> **Page extract**:
<<<<
Ángelo Néstore has already accrued a vast array of accolades at the age of thirty three. He works as a poet, actor, and professor in the Department of Translation and Interpreting at the University of Málaga in Spain. His collection of poems Actos Impuros won the 32nd Hyperion Poetry Prize. His poems present and ponder what constitutes his identity in regard to external views, expectations, and entrenched societal structures.
Impure Acts, translated by Lawrence Schimel, constantly butts up against and chafes with standards of masculinity and gender, flexing and pushing against the brittle and rigid concepts that conflict with the lyric speaker’s experiences, desires, and concepts of who and what he is. Néstore’s poems are grouped in four sections, each pertaining to the collection as a whole but with a specific focus therein: The Body Almost, Pelicans Die of Hunger, Imagined Daughter, and Songs to an Empty Crib. Each section opens with two quotes in both Spanish and English. The sections organize the poems by theme, though each section blends beautifully into the next. Schimel guides the reader through Néstore’s poetry in this bilingual edition.
In the first section, The Body Almost, the poetic “I” struggles with his assigned male identity and explores his relationship with his family, beginning with his parents. In the first poem of the collection, “E io chi sono?,” he “abandons” his sex in the mornings, only returning when he strips for a shower (7). He lives the rest of the day, it seems, outside of the poem, free from the traditional connection between sex and gender. When he is alone at the end of the day, preparing to step into the shower, he confronts what he’s been told are the masculine parts of his body, looking at his shoulders that his mother tells him are just like his father’s (7). In the fogged-up mirror, everything is blurred and obscured. It’s one of the few times he perceives his body in a positive light, saying that the steamed-up window makes his frame appear “more lavish” (7). With blurred lines and less definition, the poet is more pleased with his body as not shoehorned into a seemingly arbitrary category. In his mind’s eye he confronts his mother about who he looks like, hiding his genitalia between his legs, yearning to break from the patrilineal inheritance of masculinity he abhors.
>>>>
> **Material**:
<<<<
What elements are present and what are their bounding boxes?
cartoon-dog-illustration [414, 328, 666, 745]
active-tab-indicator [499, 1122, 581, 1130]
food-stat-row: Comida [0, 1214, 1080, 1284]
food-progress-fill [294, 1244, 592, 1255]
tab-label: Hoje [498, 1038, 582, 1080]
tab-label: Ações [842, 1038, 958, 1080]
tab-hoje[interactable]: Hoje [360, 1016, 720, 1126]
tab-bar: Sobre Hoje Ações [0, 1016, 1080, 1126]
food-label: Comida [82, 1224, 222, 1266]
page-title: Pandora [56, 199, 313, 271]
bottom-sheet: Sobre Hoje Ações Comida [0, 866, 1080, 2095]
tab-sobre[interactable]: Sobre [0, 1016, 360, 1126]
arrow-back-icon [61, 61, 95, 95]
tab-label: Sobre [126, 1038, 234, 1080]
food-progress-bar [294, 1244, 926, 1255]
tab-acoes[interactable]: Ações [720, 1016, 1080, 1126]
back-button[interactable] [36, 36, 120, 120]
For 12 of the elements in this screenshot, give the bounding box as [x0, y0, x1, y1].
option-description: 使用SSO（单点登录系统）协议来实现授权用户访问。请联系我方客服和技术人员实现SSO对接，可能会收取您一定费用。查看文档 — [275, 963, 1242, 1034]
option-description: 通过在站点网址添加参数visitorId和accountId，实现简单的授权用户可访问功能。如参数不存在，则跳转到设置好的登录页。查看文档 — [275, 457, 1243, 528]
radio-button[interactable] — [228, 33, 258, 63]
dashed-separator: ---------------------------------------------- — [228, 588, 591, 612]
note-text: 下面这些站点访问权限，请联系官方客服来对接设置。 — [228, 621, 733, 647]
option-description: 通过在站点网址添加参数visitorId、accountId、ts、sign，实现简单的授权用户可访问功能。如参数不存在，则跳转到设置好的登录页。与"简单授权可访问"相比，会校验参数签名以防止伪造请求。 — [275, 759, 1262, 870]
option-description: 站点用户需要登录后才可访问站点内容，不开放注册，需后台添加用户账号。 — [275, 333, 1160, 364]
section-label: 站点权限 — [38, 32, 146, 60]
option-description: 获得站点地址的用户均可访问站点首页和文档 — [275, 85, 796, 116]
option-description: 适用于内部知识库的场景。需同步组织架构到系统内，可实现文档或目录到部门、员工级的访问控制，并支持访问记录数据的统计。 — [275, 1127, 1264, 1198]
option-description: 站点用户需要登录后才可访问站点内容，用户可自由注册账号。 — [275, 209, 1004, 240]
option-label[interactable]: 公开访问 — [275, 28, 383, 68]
>>>>
> **Given instruction 1**:
From the review, extract the passage starting with "Impure Acts, translated" and going on through "this bilingual edition.".
> **Given instruction 2**:
What are the titles of all the sections into which the poems of Impure Acts are grouped, as named in the review?

> **Correct output 1**:
Impure Acts, translated by Lawrence Schimel, constantly butts up against and chafes with standards of masculinity and gender, flexing and pushing against the brittle and rigid concepts that conflict with the lyric speaker’s experiences, desires, and concepts of who and what he is. Néstore’s poems are grouped in four sections, each pertaining to the collection as a whole but with a specific focus therein: The Body Almost, Pelicans Die of Hunger, Imagined Daughter, and Songs to an Empty Crib. Each section opens with two quotes in both Spanish and English. The sections organize the poems by theme, though each section blends beautifully into the next. Schimel guides the reader through Néstore’s poetry in this bilingual edition.

> **Correct output 2**:
The Body Almost
Pelicans Die of Hunger
Imagined Daughter
Songs to an Empty Crib